[Dataset listings of figures]
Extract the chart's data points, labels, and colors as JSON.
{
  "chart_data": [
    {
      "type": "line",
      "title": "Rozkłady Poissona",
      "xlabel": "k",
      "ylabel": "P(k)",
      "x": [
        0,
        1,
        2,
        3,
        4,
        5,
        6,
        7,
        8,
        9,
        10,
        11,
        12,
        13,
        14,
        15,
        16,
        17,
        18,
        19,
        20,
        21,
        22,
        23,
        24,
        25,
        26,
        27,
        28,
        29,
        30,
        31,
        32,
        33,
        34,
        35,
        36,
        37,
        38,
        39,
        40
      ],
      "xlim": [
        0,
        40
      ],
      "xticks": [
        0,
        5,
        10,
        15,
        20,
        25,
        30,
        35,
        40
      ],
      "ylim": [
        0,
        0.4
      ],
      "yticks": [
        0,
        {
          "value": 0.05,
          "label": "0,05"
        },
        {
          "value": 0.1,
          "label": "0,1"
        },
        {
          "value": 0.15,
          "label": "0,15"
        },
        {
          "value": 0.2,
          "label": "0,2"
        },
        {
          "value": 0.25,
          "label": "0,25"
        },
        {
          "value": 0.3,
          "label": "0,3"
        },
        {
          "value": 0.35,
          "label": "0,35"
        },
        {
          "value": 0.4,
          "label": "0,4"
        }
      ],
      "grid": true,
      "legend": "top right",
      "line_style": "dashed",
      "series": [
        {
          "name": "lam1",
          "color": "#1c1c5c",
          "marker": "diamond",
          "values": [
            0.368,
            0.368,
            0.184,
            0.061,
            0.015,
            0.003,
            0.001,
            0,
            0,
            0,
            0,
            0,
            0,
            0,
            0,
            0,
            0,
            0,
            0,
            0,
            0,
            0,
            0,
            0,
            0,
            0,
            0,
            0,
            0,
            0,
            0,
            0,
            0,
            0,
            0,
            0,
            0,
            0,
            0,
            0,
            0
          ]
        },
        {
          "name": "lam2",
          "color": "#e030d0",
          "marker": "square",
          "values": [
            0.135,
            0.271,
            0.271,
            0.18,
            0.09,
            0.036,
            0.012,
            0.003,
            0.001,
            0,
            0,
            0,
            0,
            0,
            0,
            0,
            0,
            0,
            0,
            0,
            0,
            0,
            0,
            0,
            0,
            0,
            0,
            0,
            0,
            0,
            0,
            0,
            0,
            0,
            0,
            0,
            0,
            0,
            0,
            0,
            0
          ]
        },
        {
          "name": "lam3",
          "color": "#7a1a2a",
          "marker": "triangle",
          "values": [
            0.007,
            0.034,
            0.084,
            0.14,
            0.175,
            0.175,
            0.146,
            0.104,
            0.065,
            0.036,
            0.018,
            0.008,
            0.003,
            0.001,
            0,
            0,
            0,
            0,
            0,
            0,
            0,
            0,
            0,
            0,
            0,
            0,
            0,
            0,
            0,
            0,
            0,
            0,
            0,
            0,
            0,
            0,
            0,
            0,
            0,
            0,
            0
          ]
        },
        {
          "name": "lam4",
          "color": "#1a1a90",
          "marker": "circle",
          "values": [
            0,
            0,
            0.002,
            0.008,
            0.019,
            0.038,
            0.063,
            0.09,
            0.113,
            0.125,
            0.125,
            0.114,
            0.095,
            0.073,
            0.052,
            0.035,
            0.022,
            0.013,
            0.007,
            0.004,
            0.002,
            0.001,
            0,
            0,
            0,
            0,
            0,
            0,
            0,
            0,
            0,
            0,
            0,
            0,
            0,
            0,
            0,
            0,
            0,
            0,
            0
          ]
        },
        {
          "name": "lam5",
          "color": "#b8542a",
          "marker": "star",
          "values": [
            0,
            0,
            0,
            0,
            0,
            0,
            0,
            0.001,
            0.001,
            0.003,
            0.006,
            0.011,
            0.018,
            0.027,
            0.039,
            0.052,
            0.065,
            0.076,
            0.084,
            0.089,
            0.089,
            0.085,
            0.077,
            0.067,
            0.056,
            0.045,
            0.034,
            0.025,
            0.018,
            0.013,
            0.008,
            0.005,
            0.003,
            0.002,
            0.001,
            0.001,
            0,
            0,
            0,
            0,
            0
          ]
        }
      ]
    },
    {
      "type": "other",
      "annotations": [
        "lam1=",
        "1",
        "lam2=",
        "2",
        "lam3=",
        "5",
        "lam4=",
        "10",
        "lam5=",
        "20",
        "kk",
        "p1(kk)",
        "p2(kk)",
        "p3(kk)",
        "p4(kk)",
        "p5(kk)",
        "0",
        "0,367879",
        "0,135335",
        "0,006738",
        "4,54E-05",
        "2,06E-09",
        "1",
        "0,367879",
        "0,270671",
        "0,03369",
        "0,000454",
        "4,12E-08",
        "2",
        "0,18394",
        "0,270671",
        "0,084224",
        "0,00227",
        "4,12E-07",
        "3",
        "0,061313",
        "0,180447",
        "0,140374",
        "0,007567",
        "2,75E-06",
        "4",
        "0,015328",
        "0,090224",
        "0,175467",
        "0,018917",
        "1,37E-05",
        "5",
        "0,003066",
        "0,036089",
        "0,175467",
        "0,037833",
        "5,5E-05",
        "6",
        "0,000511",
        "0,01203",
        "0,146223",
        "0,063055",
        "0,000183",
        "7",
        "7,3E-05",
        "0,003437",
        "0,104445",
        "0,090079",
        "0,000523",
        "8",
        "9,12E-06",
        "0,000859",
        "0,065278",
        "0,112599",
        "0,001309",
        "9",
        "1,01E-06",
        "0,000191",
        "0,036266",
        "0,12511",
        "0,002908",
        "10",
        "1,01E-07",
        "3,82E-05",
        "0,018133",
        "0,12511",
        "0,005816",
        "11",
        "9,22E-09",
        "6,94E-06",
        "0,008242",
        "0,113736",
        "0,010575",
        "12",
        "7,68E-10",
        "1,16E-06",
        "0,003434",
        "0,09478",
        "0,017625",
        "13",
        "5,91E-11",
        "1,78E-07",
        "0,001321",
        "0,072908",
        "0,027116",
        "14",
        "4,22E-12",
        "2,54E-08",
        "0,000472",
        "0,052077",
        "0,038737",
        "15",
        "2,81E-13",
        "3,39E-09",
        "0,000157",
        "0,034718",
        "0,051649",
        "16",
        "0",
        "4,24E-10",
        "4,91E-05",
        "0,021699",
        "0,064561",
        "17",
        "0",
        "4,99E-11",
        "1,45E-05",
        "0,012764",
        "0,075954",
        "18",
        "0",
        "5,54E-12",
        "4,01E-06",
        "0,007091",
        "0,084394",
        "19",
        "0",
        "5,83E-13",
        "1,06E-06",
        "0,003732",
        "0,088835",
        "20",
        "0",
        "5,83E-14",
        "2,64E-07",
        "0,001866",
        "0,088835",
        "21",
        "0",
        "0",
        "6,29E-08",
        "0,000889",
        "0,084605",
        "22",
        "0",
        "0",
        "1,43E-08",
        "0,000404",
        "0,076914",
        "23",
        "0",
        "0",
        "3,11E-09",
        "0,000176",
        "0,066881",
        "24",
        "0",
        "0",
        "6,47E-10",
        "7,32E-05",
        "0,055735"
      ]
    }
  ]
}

■ Goal of the exercise: Reproduce the full listing above, character for character.

■ The answer:
Extract the chart's data points, labels, and colors as JSON.
{
  "chart_data": [
    {
      "type": "line",
      "title": "Rozkłady Poissona",
      "xlabel": "k",
      "ylabel": "P(k)",
      "x": [
        0,
        1,
        2,
        3,
        4,
        5,
        6,
        7,
        8,
        9,
        10,
        11,
        12,
        13,
        14,
        15,
        16,
        17,
        18,
        19,
        20,
        21,
        22,
        23,
        24,
        25,
        26,
        27,
        28,
        29,
        30,
        31,
        32,
        33,
        34,
        35,
        36,
        37,
        38,
        39,
        40
      ],
      "xlim": [
        0,
        40
      ],
      "xticks": [
        0,
        5,
        10,
        15,
        20,
        25,
        30,
        35,
        40
      ],
      "ylim": [
        0,
        0.4
      ],
      "yticks": [
        0,
        {
          "value": 0.05,
          "label": "0,05"
        },
        {
          "value": 0.1,
          "label": "0,1"
        },
        {
          "value": 0.15,
          "label": "0,15"
        },
        {
          "value": 0.2,
          "label": "0,2"
        },
        {
          "value": 0.25,
          "label": "0,25"
        },
        {
          "value": 0.3,
          "label": "0,3"
        },
        {
          "value": 0.35,
          "label": "0,35"
        },
        {
          "value": 0.4,
          "label": "0,4"
        }
      ],
      "grid": true,
      "legend": "top right",
      "line_style": "dashed",
      "series": [
        {
          "name": "lam1",
          "color": "#1c1c5c",
          "marker": "diamond",
          "values": [
            0.368,
            0.368,
            0.184,
            0.061,
            0.015,
            0.003,
            0.001,
            0,
            0,
            0,
            0,
            0,
            0,
            0,
            0,
            0,
            0,
            0,
            0,
            0,
            0,
            0,
            0,
            0,
            0,
            0,
            0,
            0,
            0,
            0,
            0,
            0,
            0,
            0,
            0,
            0,
            0,
            0,
            0,
            0,
            0
          ]
        },
        {
          "name": "lam2",
          "color": "#e030d0",
          "marker": "square",
          "values": [
            0.135,
            0.271,
            0.271,
            0.18,
            0.09,
            0.036,
            0.012,
            0.003,
            0.001,
            0,
            0,
            0,
            0,
            0,
            0,
            0,
            0,
            0,
            0,
            0,
            0,
            0,
            0,
            0,
            0,
            0,
            0,
            0,
            0,
            0,
            0,
            0,
            0,
            0,
            0,
            0,
            0,
            0,
            0,
            0,
            0
          ]
        },
        {
          "name": "lam3",
          "color": "#7a1a2a",
          "marker": "triangle",
          "values": [
            0.007,
            0.034,
            0.084,
            0.14,
            0.175,
            0.175,
            0.146,
            0.104,
            0.065,
            0.036,
            0.018,
            0.008,
            0.003,
            0.001,
            0,
            0,
            0,
            0,
            0,
            0,
            0,
            0,
            0,
            0,
            0,
            0,
            0,
            0,
            0,
            0,
            0,
            0,
            0,
            0,
            0,
            0,
            0,
            0,
            0,
            0,
            0
          ]
        },
        {
          "name": "lam4",
          "color": "#1a1a90",
          "marker": "circle",
          "values": [
            0,
            0,
            0.002,
            0.008,
            0.019,
            0.038,
            0.063,
            0.09,
            0.113,
            0.125,
            0.125,
            0.114,
            0.095,
            0.073,
            0.052,
            0.035,
            0.022,
            0.013,
            0.007,
            0.004,
            0.002,
            0.001,
            0,
            0,
            0,
            0,
            0,
            0,
            0,
            0,
            0,
            0,
            0,
            0,
            0,
            0,
            0,
            0,
            0,
            0,
            0
          ]
        },
        {
          "name": "lam5",
          "color": "#b8542a",
          "marker": "star",
          "values": [
            0,
            0,
            0,
            0,
            0,
            0,
            0,
            0.001,
            0.001,
            0.003,
            0.006,
            0.011,
            0.018,
            0.027,
            0.039,
            0.052,
            0.065,
            0.076,
            0.084,
            0.089,
            0.089,
            0.085,
            0.077,
            0.067,
            0.056,
            0.045,
            0.034,
            0.025,
            0.018,
            0.013,
            0.008,
            0.005,
            0.003,
            0.002,
            0.001,
            0.001,
            0,
            0,
            0,
            0,
            0
          ]
        }
      ]
    },
    {
      "type": "other",
      "annotations": [
        "lam1=",
        "1",
        "lam2=",
        "2",
        "lam3=",
        "5",
        "lam4=",
        "10",
        "lam5=",
        "20",
        "kk",
        "p1(kk)",
        "p2(kk)",
        "p3(kk)",
        "p4(kk)",
        "p5(kk)",
        "0",
        "0,367879",
        "0,135335",
        "0,006738",
        "4,54E-05",
        "2,06E-09",
        "1",
        "0,367879",
        "0,270671",
        "0,03369",
        "0,000454",
        "4,12E-08",
        "2",
        "0,18394",
        "0,270671",
        "0,084224",
        "0,00227",
        "4,12E-07",
        "3",
        "0,061313",
        "0,180447",
        "0,140374",
        "0,007567",
        "2,75E-06",
        "4",
        "0,015328",
        "0,090224",
        "0,175467",
        "0,018917",
        "1,37E-05",
        "5",
        "0,003066",
        "0,036089",
        "0,175467",
        "0,037833",
        "5,5E-05",
        "6",
        "0,000511",
        "0,01203",
        "0,146223",
        "0,063055",
        "0,000183",
        "7",
        "7,3E-05",
        "0,003437",
        "0,104445",
        "0,090079",
        "0,000523",
        "8",
        "9,12E-06",
        "0,000859",
        "0,065278",
        "0,112599",
        "0,001309",
        "9",
        "1,01E-06",
        "0,000191",
        "0,036266",
        "0,12511",
        "0,002908",
        "10",
        "1,01E-07",
        "3,82E-05",
        "0,018133",
        "0,12511",
        "0,005816",
        "11",
        "9,22E-09",
        "6,94E-06",
        "0,008242",
        "0,113736",
        "0,010575",
        "12",
        "7,68E-10",
        "1,16E-06",
        "0,003434",
        "0,09478",
        "0,017625",
        "13",
        "5,91E-11",
        "1,78E-07",
        "0,001321",
        "0,072908",
        "0,027116",
        "14",
        "4,22E-12",
        "2,54E-08",
        "0,000472",
        "0,052077",
        "0,038737",
        "15",
        "2,81E-13",
        "3,39E-09",
        "0,000157",
        "0,034718",
        "0,051649",
        "16",
        "0",
        "4,24E-10",
        "4,91E-05",
        "0,021699",
        "0,064561",
        "17",
        "0",
        "4,99E-11",
        "1,45E-05",
        "0,012764",
        "0,075954",
        "18",
        "0",
        "5,54E-12",
        "4,01E-06",
        "0,007091",
        "0,084394",
        "19",
        "0",
        "5,83E-13",
        "1,06E-06",
        "0,003732",
        "0,088835",
        "20",
        "0",
        "5,83E-14",
        "2,64E-07",
        "0,001866",
        "0,088835",
        "21",
        "0",
        "0",
        "6,29E-08",
        "0,000889",
        "0,084605",
        "22",
        "0",
        "0",
        "1,43E-08",
        "0,000404",
        "0,076914",
        "23",
        "0",
        "0",
        "3,11E-09",
        "0,000176",
        "0,066881",
        "24",
        "0",
        "0",
        "6,47E-10",
        "7,32E-05",
        "0,055735"
      ]
    }
  ]
}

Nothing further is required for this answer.